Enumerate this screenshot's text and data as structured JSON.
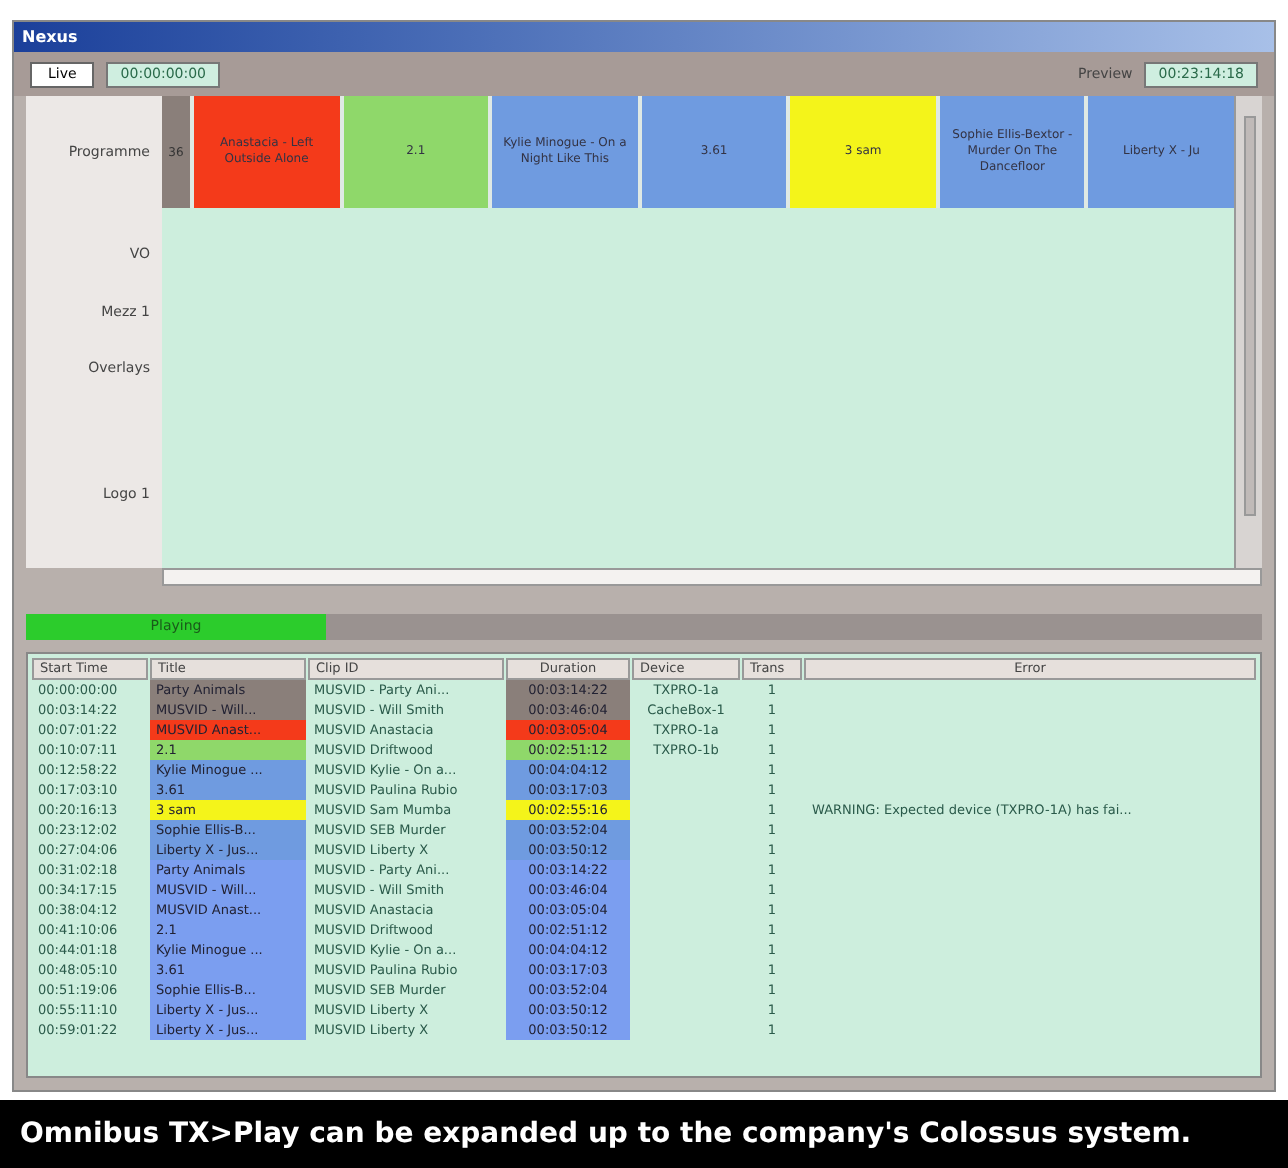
{
  "window": {
    "title": "Nexus"
  },
  "toolbar": {
    "mode_field": "Live",
    "clock": "00:00:00:00",
    "preview_label": "Preview",
    "preview_clock": "00:23:14:18"
  },
  "timeline": {
    "layers": [
      "Programme",
      "VO",
      "Mezz 1",
      "Overlays",
      "Logo 1"
    ],
    "start_marker": "36",
    "blocks": [
      {
        "label": "Anastacia - Left Outside Alone",
        "color": "#f43a1a"
      },
      {
        "label": "2.1",
        "color": "#8fd86a"
      },
      {
        "label": "Kylie Minogue - On a Night Like This",
        "color": "#6f9be0"
      },
      {
        "label": "3.61",
        "color": "#6f9be0"
      },
      {
        "label": "3 sam",
        "color": "#f4f41a"
      },
      {
        "label": "Sophie Ellis-Bextor - Murder On The Dancefloor",
        "color": "#6f9be0"
      },
      {
        "label": "Liberty X - Ju",
        "color": "#6f9be0"
      }
    ]
  },
  "status_bar": {
    "label": "Playing"
  },
  "table": {
    "columns": [
      "Start Time",
      "Title",
      "Clip ID",
      "Duration",
      "Device",
      "Trans",
      "Error"
    ],
    "rows": [
      {
        "start": "00:00:00:00",
        "title": "Party Animals",
        "clip": "MUSVID - Party Ani...",
        "duration": "00:03:14:22",
        "device": "TXPRO-1a",
        "trans": "1",
        "error": "",
        "color": "#8a7f7a"
      },
      {
        "start": "00:03:14:22",
        "title": "MUSVID - Will...",
        "clip": "MUSVID - Will Smith",
        "duration": "00:03:46:04",
        "device": "CacheBox-1",
        "trans": "1",
        "error": "",
        "color": "#8a7f7a"
      },
      {
        "start": "00:07:01:22",
        "title": "MUSVID Anast...",
        "clip": "MUSVID Anastacia",
        "duration": "00:03:05:04",
        "device": "TXPRO-1a",
        "trans": "1",
        "error": "",
        "color": "#f43a1a"
      },
      {
        "start": "00:10:07:11",
        "title": "2.1",
        "clip": "MUSVID Driftwood",
        "duration": "00:02:51:12",
        "device": "TXPRO-1b",
        "trans": "1",
        "error": "",
        "color": "#8fd86a"
      },
      {
        "start": "00:12:58:22",
        "title": "Kylie Minogue ...",
        "clip": "MUSVID Kylie - On a...",
        "duration": "00:04:04:12",
        "device": "",
        "trans": "1",
        "error": "",
        "color": "#6f9be0"
      },
      {
        "start": "00:17:03:10",
        "title": "3.61",
        "clip": "MUSVID Paulina Rubio",
        "duration": "00:03:17:03",
        "device": "",
        "trans": "1",
        "error": "",
        "color": "#6f9be0"
      },
      {
        "start": "00:20:16:13",
        "title": "3 sam",
        "clip": "MUSVID Sam Mumba",
        "duration": "00:02:55:16",
        "device": "",
        "trans": "1",
        "error": "WARNING: Expected device (TXPRO-1A) has fai...",
        "color": "#f4f41a"
      },
      {
        "start": "00:23:12:02",
        "title": "Sophie Ellis-B...",
        "clip": "MUSVID SEB Murder",
        "duration": "00:03:52:04",
        "device": "",
        "trans": "1",
        "error": "",
        "color": "#6f9be0"
      },
      {
        "start": "00:27:04:06",
        "title": "Liberty X - Jus...",
        "clip": "MUSVID Liberty X",
        "duration": "00:03:50:12",
        "device": "",
        "trans": "1",
        "error": "",
        "color": "#6f9be0"
      },
      {
        "start": "00:31:02:18",
        "title": "Party Animals",
        "clip": "MUSVID - Party Ani...",
        "duration": "00:03:14:22",
        "device": "",
        "trans": "1",
        "error": "",
        "color": "#7b9ef0"
      },
      {
        "start": "00:34:17:15",
        "title": "MUSVID - Will...",
        "clip": "MUSVID - Will Smith",
        "duration": "00:03:46:04",
        "device": "",
        "trans": "1",
        "error": "",
        "color": "#7b9ef0"
      },
      {
        "start": "00:38:04:12",
        "title": "MUSVID Anast...",
        "clip": "MUSVID Anastacia",
        "duration": "00:03:05:04",
        "device": "",
        "trans": "1",
        "error": "",
        "color": "#7b9ef0"
      },
      {
        "start": "00:41:10:06",
        "title": "2.1",
        "clip": "MUSVID Driftwood",
        "duration": "00:02:51:12",
        "device": "",
        "trans": "1",
        "error": "",
        "color": "#7b9ef0"
      },
      {
        "start": "00:44:01:18",
        "title": "Kylie Minogue ...",
        "clip": "MUSVID Kylie - On a...",
        "duration": "00:04:04:12",
        "device": "",
        "trans": "1",
        "error": "",
        "color": "#7b9ef0"
      },
      {
        "start": "00:48:05:10",
        "title": "3.61",
        "clip": "MUSVID Paulina Rubio",
        "duration": "00:03:17:03",
        "device": "",
        "trans": "1",
        "error": "",
        "color": "#7b9ef0"
      },
      {
        "start": "00:51:19:06",
        "title": "Sophie Ellis-B...",
        "clip": "MUSVID SEB Murder",
        "duration": "00:03:52:04",
        "device": "",
        "trans": "1",
        "error": "",
        "color": "#7b9ef0"
      },
      {
        "start": "00:55:11:10",
        "title": "Liberty X - Jus...",
        "clip": "MUSVID Liberty X",
        "duration": "00:03:50:12",
        "device": "",
        "trans": "1",
        "error": "",
        "color": "#7b9ef0"
      },
      {
        "start": "00:59:01:22",
        "title": "Liberty X - Jus...",
        "clip": "MUSVID Liberty X",
        "duration": "00:03:50:12",
        "device": "",
        "trans": "1",
        "error": "",
        "color": "#7b9ef0"
      }
    ]
  },
  "caption": "Omnibus TX>Play can be expanded up to the company's Colossus system."
}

== == ==

→ WHAT IS NEEDED: All entries are to be retyped exactly. Omit any embedded images.

→ FINAL RESULT:
Enumerate this screenshot's text and data as structured JSON.
{
  "window": {
    "title": "Nexus"
  },
  "toolbar": {
    "mode_field": "Live",
    "clock": "00:00:00:00",
    "preview_label": "Preview",
    "preview_clock": "00:23:14:18"
  },
  "timeline": {
    "layers": [
      "Programme",
      "VO",
      "Mezz 1",
      "Overlays",
      "Logo 1"
    ],
    "start_marker": "36",
    "blocks": [
      {
        "label": "Anastacia - Left Outside Alone",
        "color": "#f43a1a"
      },
      {
        "label": "2.1",
        "color": "#8fd86a"
      },
      {
        "label": "Kylie Minogue - On a Night Like This",
        "color": "#6f9be0"
      },
      {
        "label": "3.61",
        "color": "#6f9be0"
      },
      {
        "label": "3 sam",
        "color": "#f4f41a"
      },
      {
        "label": "Sophie Ellis-Bextor - Murder On The Dancefloor",
        "color": "#6f9be0"
      },
      {
        "label": "Liberty X - Ju",
        "color": "#6f9be0"
      }
    ]
  },
  "status_bar": {
    "label": "Playing"
  },
  "table": {
    "columns": [
      "Start Time",
      "Title",
      "Clip ID",
      "Duration",
      "Device",
      "Trans",
      "Error"
    ],
    "rows": [
      {
        "start": "00:00:00:00",
        "title": "Party Animals",
        "clip": "MUSVID - Party Ani...",
        "duration": "00:03:14:22",
        "device": "TXPRO-1a",
        "trans": "1",
        "error": "",
        "color": "#8a7f7a"
      },
      {
        "start": "00:03:14:22",
        "title": "MUSVID - Will...",
        "clip": "MUSVID - Will Smith",
        "duration": "00:03:46:04",
        "device": "CacheBox-1",
        "trans": "1",
        "error": "",
        "color": "#8a7f7a"
      },
      {
        "start": "00:07:01:22",
        "title": "MUSVID Anast...",
        "clip": "MUSVID Anastacia",
        "duration": "00:03:05:04",
        "device": "TXPRO-1a",
        "trans": "1",
        "error": "",
        "color": "#f43a1a"
      },
      {
        "start": "00:10:07:11",
        "title": "2.1",
        "clip": "MUSVID Driftwood",
        "duration": "00:02:51:12",
        "device": "TXPRO-1b",
        "trans": "1",
        "error": "",
        "color": "#8fd86a"
      },
      {
        "start": "00:12:58:22",
        "title": "Kylie Minogue ...",
        "clip": "MUSVID Kylie - On a...",
        "duration": "00:04:04:12",
        "device": "",
        "trans": "1",
        "error": "",
        "color": "#6f9be0"
      },
      {
        "start": "00:17:03:10",
        "title": "3.61",
        "clip": "MUSVID Paulina Rubio",
        "duration": "00:03:17:03",
        "device": "",
        "trans": "1",
        "error": "",
        "color": "#6f9be0"
      },
      {
        "start": "00:20:16:13",
        "title": "3 sam",
        "clip": "MUSVID Sam Mumba",
        "duration": "00:02:55:16",
        "device": "",
        "trans": "1",
        "error": "WARNING: Expected device (TXPRO-1A) has fai...",
        "color": "#f4f41a"
      },
      {
        "start": "00:23:12:02",
        "title": "Sophie Ellis-B...",
        "clip": "MUSVID SEB Murder",
        "duration": "00:03:52:04",
        "device": "",
        "trans": "1",
        "error": "",
        "color": "#6f9be0"
      },
      {
        "start": "00:27:04:06",
        "title": "Liberty X - Jus...",
        "clip": "MUSVID Liberty X",
        "duration": "00:03:50:12",
        "device": "",
        "trans": "1",
        "error": "",
        "color": "#6f9be0"
      },
      {
        "start": "00:31:02:18",
        "title": "Party Animals",
        "clip": "MUSVID - Party Ani...",
        "duration": "00:03:14:22",
        "device": "",
        "trans": "1",
        "error": "",
        "color": "#7b9ef0"
      },
      {
        "start": "00:34:17:15",
        "title": "MUSVID - Will...",
        "clip": "MUSVID - Will Smith",
        "duration": "00:03:46:04",
        "device": "",
        "trans": "1",
        "error": "",
        "color": "#7b9ef0"
      },
      {
        "start": "00:38:04:12",
        "title": "MUSVID Anast...",
        "clip": "MUSVID Anastacia",
        "duration": "00:03:05:04",
        "device": "",
        "trans": "1",
        "error": "",
        "color": "#7b9ef0"
      },
      {
        "start": "00:41:10:06",
        "title": "2.1",
        "clip": "MUSVID Driftwood",
        "duration": "00:02:51:12",
        "device": "",
        "trans": "1",
        "error": "",
        "color": "#7b9ef0"
      },
      {
        "start": "00:44:01:18",
        "title": "Kylie Minogue ...",
        "clip": "MUSVID Kylie - On a...",
        "duration": "00:04:04:12",
        "device": "",
        "trans": "1",
        "error": "",
        "color": "#7b9ef0"
      },
      {
        "start": "00:48:05:10",
        "title": "3.61",
        "clip": "MUSVID Paulina Rubio",
        "duration": "00:03:17:03",
        "device": "",
        "trans": "1",
        "error": "",
        "color": "#7b9ef0"
      },
      {
        "start": "00:51:19:06",
        "title": "Sophie Ellis-B...",
        "clip": "MUSVID SEB Murder",
        "duration": "00:03:52:04",
        "device": "",
        "trans": "1",
        "error": "",
        "color": "#7b9ef0"
      },
      {
        "start": "00:55:11:10",
        "title": "Liberty X - Jus...",
        "clip": "MUSVID Liberty X",
        "duration": "00:03:50:12",
        "device": "",
        "trans": "1",
        "error": "",
        "color": "#7b9ef0"
      },
      {
        "start": "00:59:01:22",
        "title": "Liberty X - Jus...",
        "clip": "MUSVID Liberty X",
        "duration": "00:03:50:12",
        "device": "",
        "trans": "1",
        "error": "",
        "color": "#7b9ef0"
      }
    ]
  },
  "caption": "Omnibus TX>Play can be expanded up to the company's Colossus system."
}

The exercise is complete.